- [Input records]
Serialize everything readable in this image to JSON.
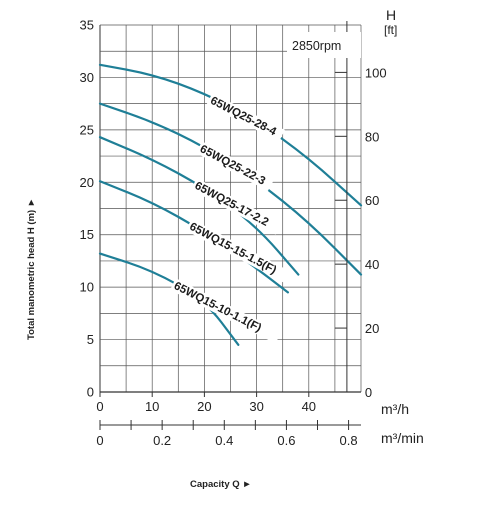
{
  "chart_data": {
    "type": "line",
    "speed_label": "2850rpm",
    "ylabel": "Total manometric head H (m) ►",
    "xlabel": "Capacity Q ►",
    "y_right_label": [
      "H",
      "[ft]"
    ],
    "x_unit_top": "m³/h",
    "x_unit_bottom": "m³/min",
    "ylim": [
      0,
      35
    ],
    "xlim_m3h": [
      0,
      50
    ],
    "xlim_m3min": [
      0,
      0.84
    ],
    "y_ticks": [
      "0",
      "5",
      "10",
      "15",
      "20",
      "25",
      "30",
      "35"
    ],
    "y_ticks_ft": [
      "0",
      "20",
      "40",
      "60",
      "80",
      "100"
    ],
    "x_ticks_m3h": [
      "0",
      "10",
      "20",
      "30",
      "40"
    ],
    "x_ticks_m3min": [
      "0",
      "0.2",
      "0.4",
      "0.6",
      "0.8"
    ],
    "grid": true,
    "curve_color": "#1f7f97",
    "series": [
      {
        "name": "65WQ25-28-4",
        "x": [
          0,
          10,
          20,
          30,
          40,
          50
        ],
        "y": [
          31.2,
          30.3,
          28.5,
          25.9,
          22.3,
          17.8
        ]
      },
      {
        "name": "65WQ25-22-3",
        "x": [
          0,
          10,
          20,
          30,
          40,
          50
        ],
        "y": [
          27.5,
          25.8,
          23.4,
          20.2,
          16.2,
          11.2
        ]
      },
      {
        "name": "65WQ25-17-2.2",
        "x": [
          0,
          10,
          20,
          30,
          38
        ],
        "y": [
          24.3,
          22.2,
          19.5,
          15.8,
          11.2
        ]
      },
      {
        "name": "65WQ15-15-1.5(F)",
        "x": [
          0,
          10,
          20,
          30,
          36
        ],
        "y": [
          20.1,
          18.1,
          15.3,
          11.8,
          9.5
        ]
      },
      {
        "name": "65WQ15-10-1.1(F)",
        "x": [
          0,
          10,
          20,
          26.5
        ],
        "y": [
          13.2,
          11.6,
          8.8,
          4.5
        ]
      }
    ]
  }
}
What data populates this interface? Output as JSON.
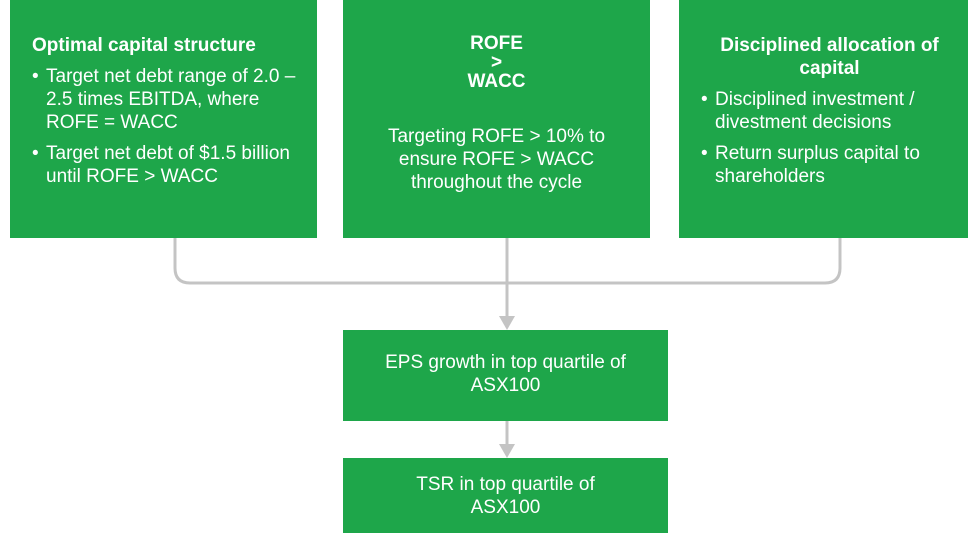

- [Exercise task]
Excluding the pictures, reproduce every entry exactly as given.

- [The reply]
Serialize everything readable in this image to JSON.
{
  "chart_data": {
    "type": "line",
    "speed_label": "2850rpm",
    "ylabel": "Total manometric head H (m) ►",
    "xlabel": "Capacity Q ►",
    "y_right_label": [
      "H",
      "[ft]"
    ],
    "x_unit_top": "m³/h",
    "x_unit_bottom": "m³/min",
    "ylim": [
      0,
      35
    ],
    "xlim_m3h": [
      0,
      50
    ],
    "xlim_m3min": [
      0,
      0.84
    ],
    "y_ticks": [
      "0",
      "5",
      "10",
      "15",
      "20",
      "25",
      "30",
      "35"
    ],
    "y_ticks_ft": [
      "0",
      "20",
      "40",
      "60",
      "80",
      "100"
    ],
    "x_ticks_m3h": [
      "0",
      "10",
      "20",
      "30",
      "40"
    ],
    "x_ticks_m3min": [
      "0",
      "0.2",
      "0.4",
      "0.6",
      "0.8"
    ],
    "grid": true,
    "curve_color": "#1f7f97",
    "series": [
      {
        "name": "65WQ25-28-4",
        "x": [
          0,
          10,
          20,
          30,
          40,
          50
        ],
        "y": [
          31.2,
          30.3,
          28.5,
          25.9,
          22.3,
          17.8
        ]
      },
      {
        "name": "65WQ25-22-3",
        "x": [
          0,
          10,
          20,
          30,
          40,
          50
        ],
        "y": [
          27.5,
          25.8,
          23.4,
          20.2,
          16.2,
          11.2
        ]
      },
      {
        "name": "65WQ25-17-2.2",
        "x": [
          0,
          10,
          20,
          30,
          38
        ],
        "y": [
          24.3,
          22.2,
          19.5,
          15.8,
          11.2
        ]
      },
      {
        "name": "65WQ15-15-1.5(F)",
        "x": [
          0,
          10,
          20,
          30,
          36
        ],
        "y": [
          20.1,
          18.1,
          15.3,
          11.8,
          9.5
        ]
      },
      {
        "name": "65WQ15-10-1.1(F)",
        "x": [
          0,
          10,
          20,
          26.5
        ],
        "y": [
          13.2,
          11.6,
          8.8,
          4.5
        ]
      }
    ]
  }
}
What data populates this interface? Output as JSON.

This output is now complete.